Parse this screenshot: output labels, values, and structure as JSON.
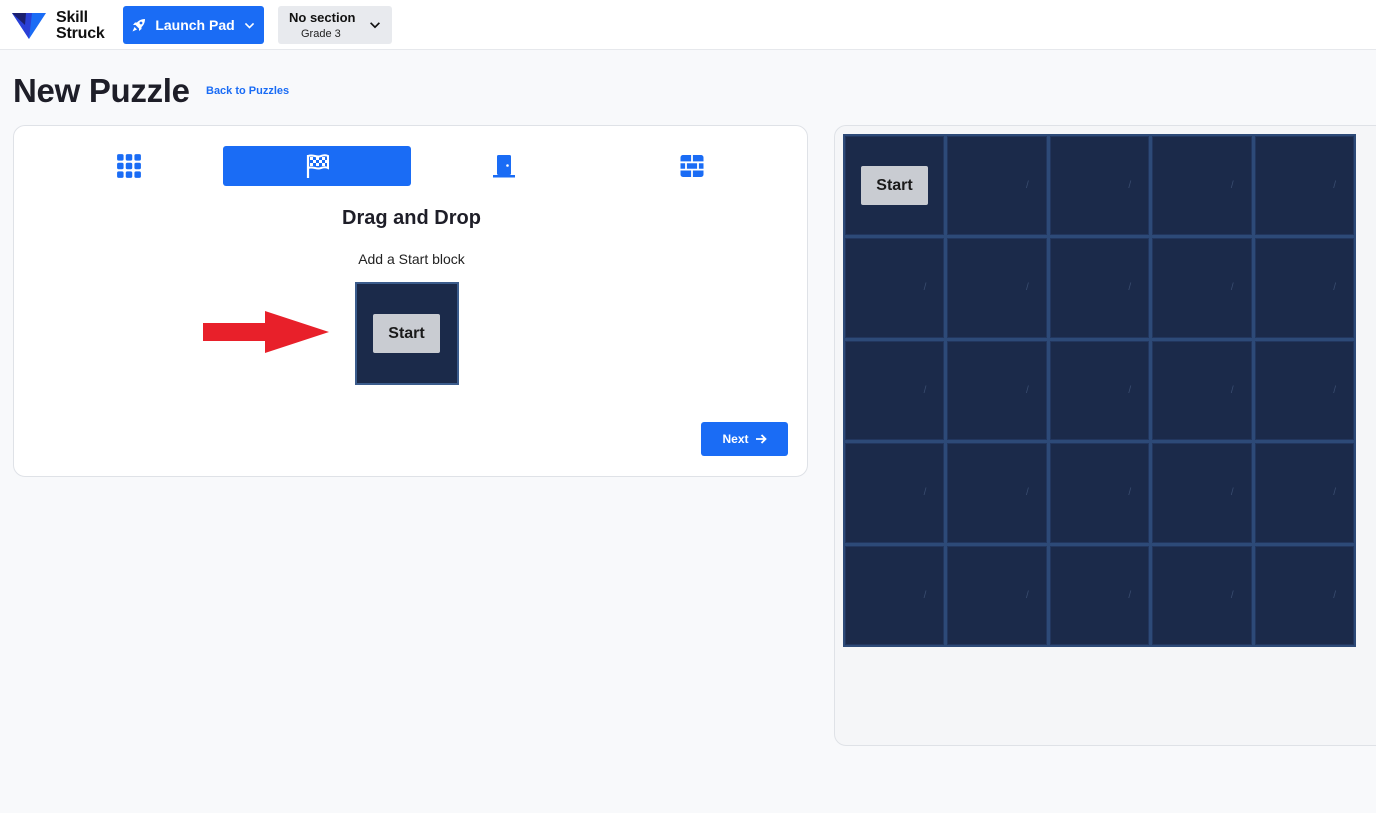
{
  "app": {
    "logo_line1": "Skill",
    "logo_line2": "Struck",
    "brand_color": "#1a6cf5"
  },
  "header": {
    "launch_label": "Launch Pad",
    "section_title": "No section",
    "section_grade": "Grade 3"
  },
  "page": {
    "title": "New Puzzle",
    "back_link": "Back to Puzzles"
  },
  "tabs": [
    {
      "name": "grid-icon",
      "active": false
    },
    {
      "name": "flag-icon",
      "active": true
    },
    {
      "name": "door-icon",
      "active": false
    },
    {
      "name": "wall-icon",
      "active": false
    }
  ],
  "step": {
    "title": "Drag and Drop",
    "subtitle": "Add a Start block",
    "block_label": "Start",
    "next_label": "Next"
  },
  "board": {
    "rows": 5,
    "cols": 5,
    "cell_mark": "/",
    "start_row": 0,
    "start_col": 0,
    "start_label": "Start"
  }
}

## Task requirements:
Each line of the material must be retyped exactly, except that images are omitted.

## The reply:
Parse this screenshot: output labels, values, and structure as JSON.
{
  "app": {
    "logo_line1": "Skill",
    "logo_line2": "Struck",
    "brand_color": "#1a6cf5"
  },
  "header": {
    "launch_label": "Launch Pad",
    "section_title": "No section",
    "section_grade": "Grade 3"
  },
  "page": {
    "title": "New Puzzle",
    "back_link": "Back to Puzzles"
  },
  "tabs": [
    {
      "name": "grid-icon",
      "active": false
    },
    {
      "name": "flag-icon",
      "active": true
    },
    {
      "name": "door-icon",
      "active": false
    },
    {
      "name": "wall-icon",
      "active": false
    }
  ],
  "step": {
    "title": "Drag and Drop",
    "subtitle": "Add a Start block",
    "block_label": "Start",
    "next_label": "Next"
  },
  "board": {
    "rows": 5,
    "cols": 5,
    "cell_mark": "/",
    "start_row": 0,
    "start_col": 0,
    "start_label": "Start"
  }
}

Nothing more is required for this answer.